PROBLEM STATEMENT: Output the full listing below exactly, without the pictures.

A block of data:

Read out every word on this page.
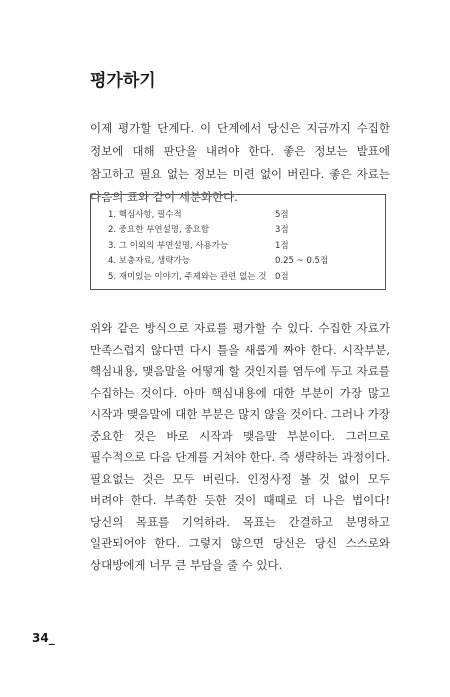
평가하기

이제 평가할 단계다. 이 단계에서 당신은 지금까지 수집한 정보에 대해 판단을 내려야 한다. 좋은 정보는 발표에 참고하고 필요 없는 정보는 미련 없이 버린다. 좋은 자료는 다음의 표와 같이 세분화한다.

1. 핵심사항, 필수적	5점
2. 중요한 부연설명, 중요함	3점
3. 그 이외의 부연설명, 사용가능	1점
4. 보충자료, 생략가능	0.25 ~ 0.5점
5. 재미있는 이야기, 주제와는 관련 없는 것	0점

위와 같은 방식으로 자료를 평가할 수 있다. 수집한 자료가 만족스럽지 않다면 다시 틀을 새롭게 짜야 한다. 시작부분, 핵심내용, 맺음말을 어떻게 할 것인지를 염두에 두고 자료를 수집하는 것이다. 아마 핵심내용에 대한 부분이 가장 많고 시작과 맺음말에 대한 부분은 많지 않을 것이다. 그러나 가장 중요한 것은 바로 시작과 맺음말 부분이다. 그러므로 필수적으로 다음 단계를 거쳐야 한다. 즉 생략하는 과정이다. 필요없는 것은 모두 버린다. 인정사정 볼 것 없이 모두 버려야 한다. 부족한 듯한 것이 때때로 더 나은 법이다! 당신의 목표를 기억하라. 목표는 간결하고 분명하고 일관되어야 한다. 그렇지 않으면 당신은 당신 스스로와 상대방에게 너무 큰 부담을 줄 수 있다.

34_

EXERCISE RESULT:
Read out every word on this page.
평가하기

이제 평가할 단계다. 이 단계에서 당신은 지금까지 수집한 정보에 대해 판단을 내려야 한다. 좋은 정보는 발표에 참고하고 필요 없는 정보는 미련 없이 버린다. 좋은 자료는 다음의 표와 같이 세분화한다.

1. 핵심사항, 필수적	5점
2. 중요한 부연설명, 중요함	3점
3. 그 이외의 부연설명, 사용가능	1점
4. 보충자료, 생략가능	0.25 ~ 0.5점
5. 재미있는 이야기, 주제와는 관련 없는 것	0점

위와 같은 방식으로 자료를 평가할 수 있다. 수집한 자료가 만족스럽지 않다면 다시 틀을 새롭게 짜야 한다. 시작부분, 핵심내용, 맺음말을 어떻게 할 것인지를 염두에 두고 자료를 수집하는 것이다. 아마 핵심내용에 대한 부분이 가장 많고 시작과 맺음말에 대한 부분은 많지 않을 것이다. 그러나 가장 중요한 것은 바로 시작과 맺음말 부분이다. 그러므로 필수적으로 다음 단계를 거쳐야 한다. 즉 생략하는 과정이다. 필요없는 것은 모두 버린다. 인정사정 볼 것 없이 모두 버려야 한다. 부족한 듯한 것이 때때로 더 나은 법이다! 당신의 목표를 기억하라. 목표는 간결하고 분명하고 일관되어야 한다. 그렇지 않으면 당신은 당신 스스로와 상대방에게 너무 큰 부담을 줄 수 있다.

34_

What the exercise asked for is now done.